§ Dataset entries:
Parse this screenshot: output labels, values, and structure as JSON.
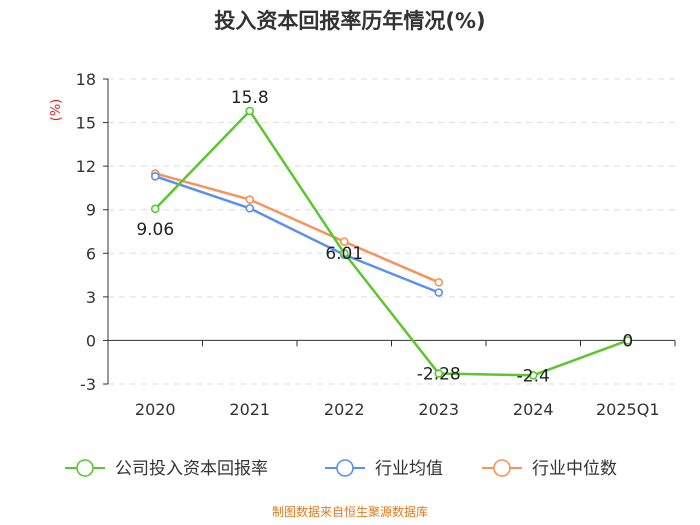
{
  "chart_data": {
    "type": "line",
    "title": "投入资本回报率历年情况(%)",
    "ylabel": "(%)",
    "xlabel": "",
    "categories": [
      "2020",
      "2021",
      "2022",
      "2023",
      "2024",
      "2025Q1"
    ],
    "ylim": [
      -3,
      18
    ],
    "yticks": [
      "18",
      "15",
      "12",
      "9",
      "6",
      "3",
      "0",
      "-3"
    ],
    "series": [
      {
        "name": "公司投入资本回报率",
        "color": "#5ac72e",
        "values": [
          9.06,
          15.8,
          6.01,
          -2.28,
          -2.4,
          0
        ],
        "labels": [
          "9.06",
          "15.8",
          "6.01",
          "-2.28",
          "-2.4",
          "0"
        ]
      },
      {
        "name": "行业均值",
        "color": "#5b8ff0",
        "values": [
          11.3,
          9.1,
          5.9,
          3.3,
          null,
          null
        ]
      },
      {
        "name": "行业中位数",
        "color": "#f7935a",
        "values": [
          11.5,
          9.7,
          6.8,
          4.0,
          null,
          null
        ]
      }
    ],
    "ylabel_color": "#e02020",
    "grid": true
  },
  "footer": {
    "source": "制图数据来自恒生聚源数据库",
    "color": "#e07a1f"
  }
}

§ Goal:
Locate all lines that include the word "labels" and copy them out.

§ Reply to the exercise:
Parse this screenshot: output labels, values, and structure as JSON.
        "labels": [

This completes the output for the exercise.